■ EXERCISE ■
Below are some records; repeat them all exactly, minus the pictures.
▶
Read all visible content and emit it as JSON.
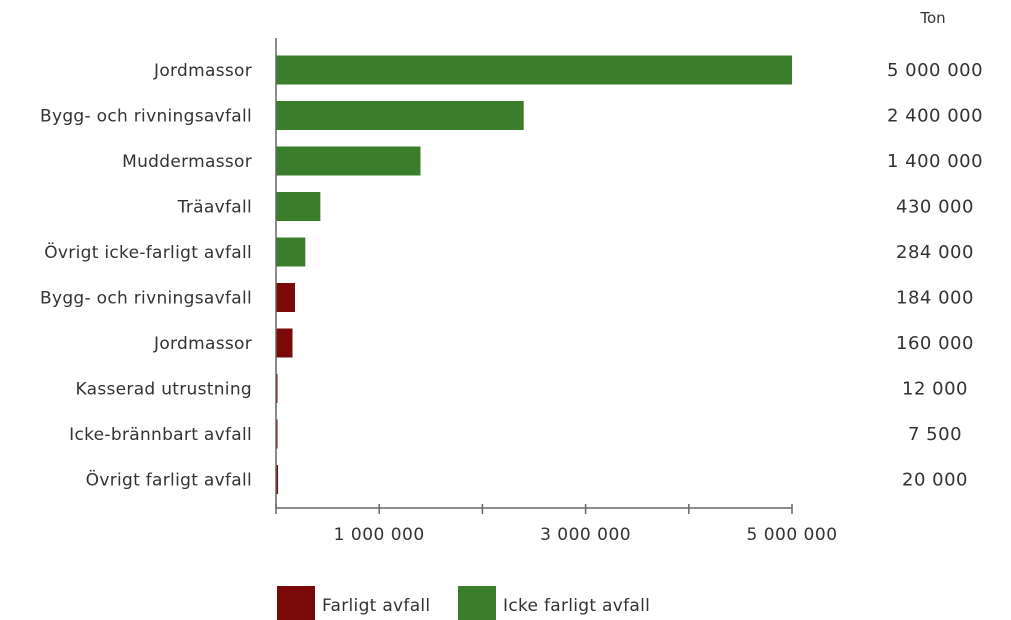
{
  "chart_data": {
    "type": "bar",
    "orientation": "horizontal",
    "unit": "Ton",
    "categories": [
      "Jordmassor",
      "Bygg- och rivningsavfall",
      "Muddermassor",
      "Träavfall",
      "Övrigt icke-farligt avfall",
      "Bygg- och rivningsavfall",
      "Jordmassor",
      "Kasserad utrustning",
      "Icke-brännbart avfall",
      "Övrigt farligt avfall"
    ],
    "values": [
      5000000,
      2400000,
      1400000,
      430000,
      284000,
      184000,
      160000,
      12000,
      7500,
      20000
    ],
    "value_labels": [
      "5 000 000",
      "2 400 000",
      "1 400 000",
      "430 000",
      "284 000",
      "184 000",
      "160 000",
      "12 000",
      "7 500",
      "20 000"
    ],
    "series_of_bar": [
      "icke",
      "icke",
      "icke",
      "icke",
      "icke",
      "farligt",
      "farligt",
      "farligt",
      "farligt",
      "farligt"
    ],
    "series": [
      {
        "key": "farligt",
        "name": "Farligt avfall",
        "color": "#7a0a0a"
      },
      {
        "key": "icke",
        "name": "Icke farligt avfall",
        "color": "#3a7d2a"
      }
    ],
    "xlim": [
      0,
      5000000
    ],
    "xticks": [
      1000000,
      3000000,
      5000000
    ],
    "xtick_labels": [
      "1 000 000",
      "3 000 000",
      "5 000 000"
    ],
    "xtick_marks": [
      0,
      1000000,
      2000000,
      3000000,
      4000000,
      5000000
    ],
    "grid": false,
    "legend_position": "bottom-left"
  }
}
◀
■ RESPONSE TO THIS TASK ■
Read all visible content and emit it as JSON.
{
  "chart_data": {
    "type": "bar",
    "orientation": "horizontal",
    "unit": "Ton",
    "categories": [
      "Jordmassor",
      "Bygg- och rivningsavfall",
      "Muddermassor",
      "Träavfall",
      "Övrigt icke-farligt avfall",
      "Bygg- och rivningsavfall",
      "Jordmassor",
      "Kasserad utrustning",
      "Icke-brännbart avfall",
      "Övrigt farligt avfall"
    ],
    "values": [
      5000000,
      2400000,
      1400000,
      430000,
      284000,
      184000,
      160000,
      12000,
      7500,
      20000
    ],
    "value_labels": [
      "5 000 000",
      "2 400 000",
      "1 400 000",
      "430 000",
      "284 000",
      "184 000",
      "160 000",
      "12 000",
      "7 500",
      "20 000"
    ],
    "series_of_bar": [
      "icke",
      "icke",
      "icke",
      "icke",
      "icke",
      "farligt",
      "farligt",
      "farligt",
      "farligt",
      "farligt"
    ],
    "series": [
      {
        "key": "farligt",
        "name": "Farligt avfall",
        "color": "#7a0a0a"
      },
      {
        "key": "icke",
        "name": "Icke farligt avfall",
        "color": "#3a7d2a"
      }
    ],
    "xlim": [
      0,
      5000000
    ],
    "xticks": [
      1000000,
      3000000,
      5000000
    ],
    "xtick_labels": [
      "1 000 000",
      "3 000 000",
      "5 000 000"
    ],
    "xtick_marks": [
      0,
      1000000,
      2000000,
      3000000,
      4000000,
      5000000
    ],
    "grid": false,
    "legend_position": "bottom-left"
  }
}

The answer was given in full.